• **VORLIEGENDER TEXT**:
==*==

Eingeschneit: Mancherorts gehört das Schneeschaufeln derzeit zum Alltag.

Foto: APA/HARALD SCHNEIDER

Der Winter hat weite Teile des Landes fest im Griff. Vielerorts ist in den letzten Tagen so viel Neuschnee gefallen wie seit 100 Jahren nicht. Das große Gewicht des Schnees kann für Dächer zur Herausforderung werden – und zu gefährlichen Dachlawinen führen.

In solchen Situationen greifen manche Hausbesitzer beherzt selbst zu Leiter und Schneeschaufel. Das kann allerdings sehr gefährlich sein, wie Experten nicht müde werden zu betonen: Vor wenigen Tagen erst stürzte in Ramsau in der Steiermark ein Mann beim Schneeräumen vom Dach seines Einfamilienhauses, ebenso wie drei Männer, die vor wenigen Tagen in Salzburg von ihren Hausdächern fielen.

Nur bei Extremwetterlagen

Die AUVA betonte vor wenigen Tagen in einer Aussendung, dass das Schneeräumen auf Dächern nur bei Extremwetterlagen notwendig ist, weil die Bauwerke für überdurchschnittliche Schneemassen konzipiert sind. Welche Schneelast ein Dach aushalten muss, ist in Österreich aber von Region zu Region unterschiedlich geregelt.

"Man sollte wissen, was die Konstruktion aushält und wie der Wetterverlauf ist", sagt Othmar Berner, Bundesinnungsmeister der Dachdecker, Glaser und Spengler. Er rät dringend dazu, mit dem Befreien des Daches ausschließlich Profis zu beauftragen. Gesichert werden diese auf dem Dach entweder durch einen Kollegen oder durch ein Krangerät, das sie auch aufs Dach hievt.

Der heurige Winter bringt Dachdecker allerdings vielerorts an ihre Grenzen: "Unsere Mitarbeiter sind im Dauereinsatz, das ist fast nicht mehr handlebar", berichtet Innungsmeister Berner, dessen Betrieb in Strobl am Wolfgangsee angesiedelt ist, im Gespräch mit dem Standard: "Wir hatten Schneemassen auf den Dächern, die fast zwei Meter hoch waren", erzählt er, elf Mitarbeiter seien am Werk gewesen. "Und am nächsten Tag stand der Schnee am Dach schon wieder so hoch."

Gefahr von Dachlawinen

Besonders gefährlich ist laut Experten derzeit, dass die auf den Dächern angebrachten Schneefangsysteme – das sind in der Regel etwa 20 Zentimeter hohe Schneerechen, die am unteren Ende des Daches befestigt sind – die untere Schneeschicht zwar halten, die Schichten darüber aber ungebremst und wie Lawinen in die Tiefe donnern. "Es nützt der beste Schneeschutz nichts, wenn die darüber liegenden Schichten abfahren", sagt Berner.

Und wer von einer Dachlawine getroffen wird, der werde von "ein paar hundert Kilo Schnee in freiem Flug" getroffen. "Das hat eine Wucht, das kann man nicht erklären." Diese Gefahr von oben sei Hausbesitzern allerdings oft nicht bewusst.

==*==

• **GESPEICHERTE DATEN**:
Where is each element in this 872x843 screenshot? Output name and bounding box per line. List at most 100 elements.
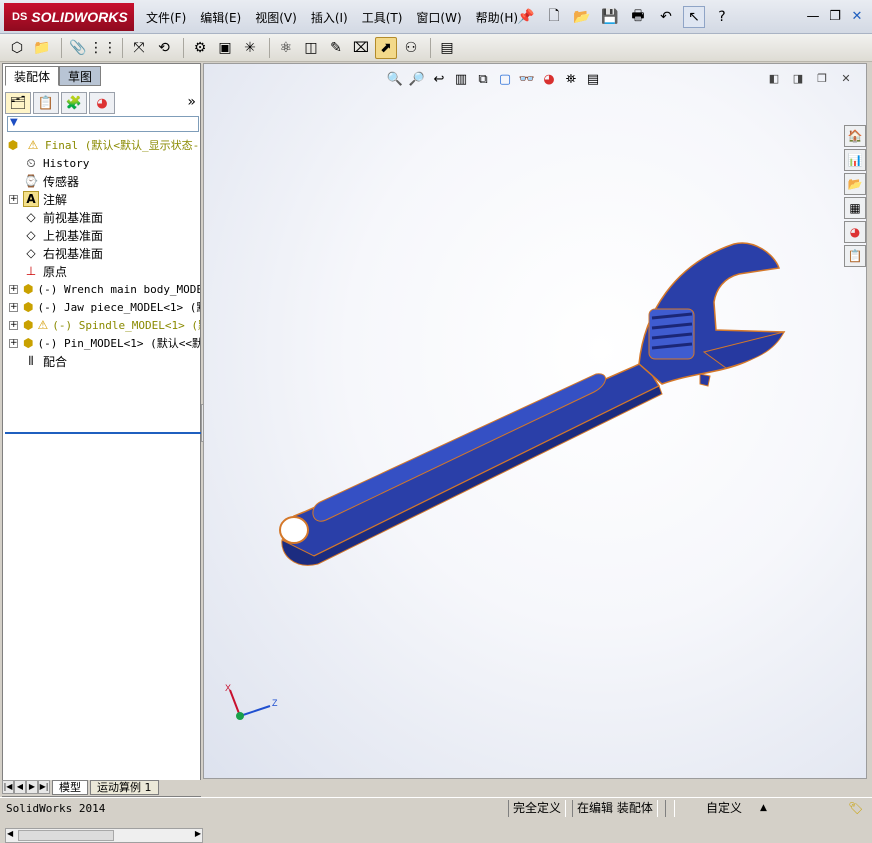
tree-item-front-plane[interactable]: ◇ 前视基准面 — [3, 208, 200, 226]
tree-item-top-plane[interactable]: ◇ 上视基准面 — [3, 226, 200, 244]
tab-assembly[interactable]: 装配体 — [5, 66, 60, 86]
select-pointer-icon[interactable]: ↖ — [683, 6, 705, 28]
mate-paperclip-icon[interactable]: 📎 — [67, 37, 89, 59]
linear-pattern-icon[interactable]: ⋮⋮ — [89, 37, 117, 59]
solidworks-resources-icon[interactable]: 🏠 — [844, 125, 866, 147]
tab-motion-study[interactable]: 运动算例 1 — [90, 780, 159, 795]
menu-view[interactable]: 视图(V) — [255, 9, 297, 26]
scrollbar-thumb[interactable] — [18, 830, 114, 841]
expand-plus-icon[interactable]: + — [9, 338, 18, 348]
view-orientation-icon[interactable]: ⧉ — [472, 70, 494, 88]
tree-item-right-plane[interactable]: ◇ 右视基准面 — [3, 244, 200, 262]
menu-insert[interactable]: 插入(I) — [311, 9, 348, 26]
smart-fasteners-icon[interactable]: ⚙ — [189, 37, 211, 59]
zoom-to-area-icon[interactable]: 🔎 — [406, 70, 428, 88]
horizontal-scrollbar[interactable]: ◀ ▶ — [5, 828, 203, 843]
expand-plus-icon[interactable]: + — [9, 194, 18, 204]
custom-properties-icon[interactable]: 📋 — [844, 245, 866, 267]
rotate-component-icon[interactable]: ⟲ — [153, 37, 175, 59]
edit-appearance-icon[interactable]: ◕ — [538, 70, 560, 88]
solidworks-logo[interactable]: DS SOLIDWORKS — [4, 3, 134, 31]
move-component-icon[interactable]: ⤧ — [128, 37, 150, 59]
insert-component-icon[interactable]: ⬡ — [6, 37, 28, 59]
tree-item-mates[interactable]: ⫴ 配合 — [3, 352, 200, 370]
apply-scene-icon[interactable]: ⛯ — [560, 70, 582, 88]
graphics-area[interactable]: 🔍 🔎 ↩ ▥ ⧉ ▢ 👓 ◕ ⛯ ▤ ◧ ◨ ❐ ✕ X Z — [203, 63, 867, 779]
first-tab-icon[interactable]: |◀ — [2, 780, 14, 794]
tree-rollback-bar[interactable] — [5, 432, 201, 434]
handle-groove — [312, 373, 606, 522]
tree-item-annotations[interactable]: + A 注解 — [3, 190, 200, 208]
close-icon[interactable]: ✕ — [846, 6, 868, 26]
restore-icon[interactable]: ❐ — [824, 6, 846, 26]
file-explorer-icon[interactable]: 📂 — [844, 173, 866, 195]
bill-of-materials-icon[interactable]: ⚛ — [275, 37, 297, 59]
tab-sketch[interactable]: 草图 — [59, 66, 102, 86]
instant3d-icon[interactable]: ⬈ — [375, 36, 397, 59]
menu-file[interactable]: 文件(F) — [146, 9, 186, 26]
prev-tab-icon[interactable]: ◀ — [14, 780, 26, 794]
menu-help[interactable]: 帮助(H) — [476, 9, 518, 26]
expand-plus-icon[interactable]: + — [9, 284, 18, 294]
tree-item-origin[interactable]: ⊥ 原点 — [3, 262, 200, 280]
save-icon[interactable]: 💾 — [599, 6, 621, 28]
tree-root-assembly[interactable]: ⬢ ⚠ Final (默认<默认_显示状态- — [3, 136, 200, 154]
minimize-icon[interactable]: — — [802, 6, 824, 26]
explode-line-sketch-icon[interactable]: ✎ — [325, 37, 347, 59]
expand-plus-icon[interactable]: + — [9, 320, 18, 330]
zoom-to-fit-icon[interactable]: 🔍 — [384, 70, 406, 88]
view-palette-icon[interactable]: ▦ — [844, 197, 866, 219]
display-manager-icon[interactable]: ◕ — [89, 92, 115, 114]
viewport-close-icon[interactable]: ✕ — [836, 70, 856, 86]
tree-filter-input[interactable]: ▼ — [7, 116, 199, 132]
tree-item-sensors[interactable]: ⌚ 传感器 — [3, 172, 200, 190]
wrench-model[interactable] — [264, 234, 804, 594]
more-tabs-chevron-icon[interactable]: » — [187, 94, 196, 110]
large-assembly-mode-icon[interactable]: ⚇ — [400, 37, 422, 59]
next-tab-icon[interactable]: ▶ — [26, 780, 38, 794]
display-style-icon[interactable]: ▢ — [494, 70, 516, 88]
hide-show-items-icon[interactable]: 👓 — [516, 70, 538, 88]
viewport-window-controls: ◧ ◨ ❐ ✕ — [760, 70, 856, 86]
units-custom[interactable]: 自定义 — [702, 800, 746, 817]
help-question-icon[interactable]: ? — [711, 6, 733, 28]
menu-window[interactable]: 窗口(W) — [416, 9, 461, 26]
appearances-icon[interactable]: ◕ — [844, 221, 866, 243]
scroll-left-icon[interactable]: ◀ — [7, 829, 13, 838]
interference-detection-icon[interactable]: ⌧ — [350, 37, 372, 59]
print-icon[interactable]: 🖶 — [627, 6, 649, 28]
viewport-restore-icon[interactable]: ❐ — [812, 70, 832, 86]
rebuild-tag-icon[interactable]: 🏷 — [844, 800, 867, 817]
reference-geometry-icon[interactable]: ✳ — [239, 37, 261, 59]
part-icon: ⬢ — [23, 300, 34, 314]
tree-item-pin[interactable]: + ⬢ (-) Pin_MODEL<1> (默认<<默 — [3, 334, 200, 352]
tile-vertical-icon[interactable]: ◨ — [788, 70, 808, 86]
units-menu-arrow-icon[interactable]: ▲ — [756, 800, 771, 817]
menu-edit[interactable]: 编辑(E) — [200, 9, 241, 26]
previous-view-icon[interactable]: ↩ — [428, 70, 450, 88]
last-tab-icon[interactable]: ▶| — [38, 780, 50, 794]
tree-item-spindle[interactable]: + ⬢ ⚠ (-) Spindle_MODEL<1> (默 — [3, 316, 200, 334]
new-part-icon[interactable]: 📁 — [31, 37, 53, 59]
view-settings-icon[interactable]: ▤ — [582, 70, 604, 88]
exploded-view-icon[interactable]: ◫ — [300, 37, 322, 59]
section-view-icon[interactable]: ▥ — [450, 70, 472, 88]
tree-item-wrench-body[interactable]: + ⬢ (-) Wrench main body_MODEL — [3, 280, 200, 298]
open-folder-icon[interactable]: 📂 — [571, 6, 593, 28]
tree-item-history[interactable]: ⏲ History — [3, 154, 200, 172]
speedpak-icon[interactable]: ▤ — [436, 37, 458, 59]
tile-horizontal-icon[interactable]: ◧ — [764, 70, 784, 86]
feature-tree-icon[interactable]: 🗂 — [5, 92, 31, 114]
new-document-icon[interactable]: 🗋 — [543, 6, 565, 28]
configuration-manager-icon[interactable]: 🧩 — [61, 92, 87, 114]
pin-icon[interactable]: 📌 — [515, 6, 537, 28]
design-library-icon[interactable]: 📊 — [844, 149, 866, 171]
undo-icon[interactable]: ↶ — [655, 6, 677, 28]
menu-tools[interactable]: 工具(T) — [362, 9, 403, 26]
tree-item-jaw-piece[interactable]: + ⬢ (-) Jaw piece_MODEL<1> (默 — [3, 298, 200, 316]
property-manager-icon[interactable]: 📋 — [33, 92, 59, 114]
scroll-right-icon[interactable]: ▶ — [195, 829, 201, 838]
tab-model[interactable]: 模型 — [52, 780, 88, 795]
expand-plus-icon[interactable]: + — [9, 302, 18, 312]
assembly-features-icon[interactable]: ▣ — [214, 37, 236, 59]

==*==

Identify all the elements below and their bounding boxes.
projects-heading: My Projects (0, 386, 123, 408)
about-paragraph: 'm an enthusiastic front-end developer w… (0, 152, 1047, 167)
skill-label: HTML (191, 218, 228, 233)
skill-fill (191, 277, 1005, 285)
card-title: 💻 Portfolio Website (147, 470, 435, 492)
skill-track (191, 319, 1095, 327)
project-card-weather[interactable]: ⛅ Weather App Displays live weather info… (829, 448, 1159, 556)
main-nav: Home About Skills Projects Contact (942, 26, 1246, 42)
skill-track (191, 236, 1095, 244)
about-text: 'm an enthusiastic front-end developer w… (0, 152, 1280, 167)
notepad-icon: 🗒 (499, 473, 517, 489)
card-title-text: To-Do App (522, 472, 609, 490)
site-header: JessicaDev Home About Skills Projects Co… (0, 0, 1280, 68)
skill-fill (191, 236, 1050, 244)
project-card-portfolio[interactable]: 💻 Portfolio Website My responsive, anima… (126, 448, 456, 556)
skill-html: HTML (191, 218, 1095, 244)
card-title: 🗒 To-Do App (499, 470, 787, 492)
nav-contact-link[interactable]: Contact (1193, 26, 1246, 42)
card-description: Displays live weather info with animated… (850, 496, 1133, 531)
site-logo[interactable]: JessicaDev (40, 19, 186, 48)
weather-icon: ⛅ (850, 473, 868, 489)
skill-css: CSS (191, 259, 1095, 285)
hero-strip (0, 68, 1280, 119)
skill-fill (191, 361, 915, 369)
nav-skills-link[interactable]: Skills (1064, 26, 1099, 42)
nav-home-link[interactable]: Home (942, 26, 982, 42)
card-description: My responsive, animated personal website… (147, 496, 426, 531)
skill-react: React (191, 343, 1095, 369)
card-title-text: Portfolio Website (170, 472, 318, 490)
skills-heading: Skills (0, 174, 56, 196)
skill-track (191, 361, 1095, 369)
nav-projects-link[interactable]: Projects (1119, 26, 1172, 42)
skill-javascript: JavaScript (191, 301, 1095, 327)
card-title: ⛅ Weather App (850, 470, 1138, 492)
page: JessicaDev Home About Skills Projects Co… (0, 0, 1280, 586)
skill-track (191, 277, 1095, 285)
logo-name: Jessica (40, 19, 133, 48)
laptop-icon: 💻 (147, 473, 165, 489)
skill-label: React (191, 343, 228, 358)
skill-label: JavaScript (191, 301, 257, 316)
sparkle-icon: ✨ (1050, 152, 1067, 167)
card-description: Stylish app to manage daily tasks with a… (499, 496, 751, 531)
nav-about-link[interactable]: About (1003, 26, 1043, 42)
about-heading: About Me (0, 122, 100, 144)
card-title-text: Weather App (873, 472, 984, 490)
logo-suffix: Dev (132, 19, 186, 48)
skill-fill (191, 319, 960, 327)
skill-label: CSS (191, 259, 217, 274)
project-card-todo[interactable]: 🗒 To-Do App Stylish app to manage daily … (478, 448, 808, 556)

==*==

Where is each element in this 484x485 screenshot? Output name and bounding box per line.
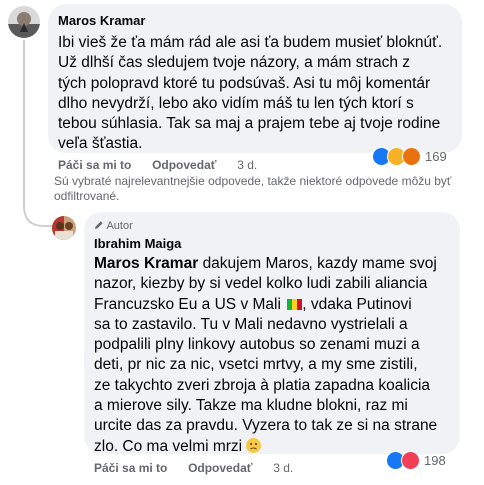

==*==

• **AUFGABE**: Gib einen Teil des Artikels über Schnee auf Dächern erneut wieder und benenne dabei "Schneerechen" in "Schneegitter" um. Beginne an der Stelle mit "Besonders gefährlich ist" und höre nach "oft nicht bewusst." auf.

• **RICHTIGE ANTWORT**:
Besonders gefährlich ist laut Experten derzeit, dass die auf den Dächern angebrachten Schneefangsysteme – das sind in der Regel etwa 20 Zentimeter hohe Schneegitter, die am unteren Ende des Daches befestigt sind – die untere Schneeschicht zwar halten, die Schichten darüber aber ungebremst und wie Lawinen in die Tiefe donnern. "Es nützt der beste Schneeschutz nichts, wenn die darüber liegenden Schichten abfahren", sagt Berner.

Und wer von einer Dachlawine getroffen wird, der werde von "ein paar hundert Kilo Schnee in freiem Flug" getroffen. "Das hat eine Wucht, das kann man nicht erklären." Diese Gefahr von oben sei Hausbesitzern allerdings oft nicht bewusst.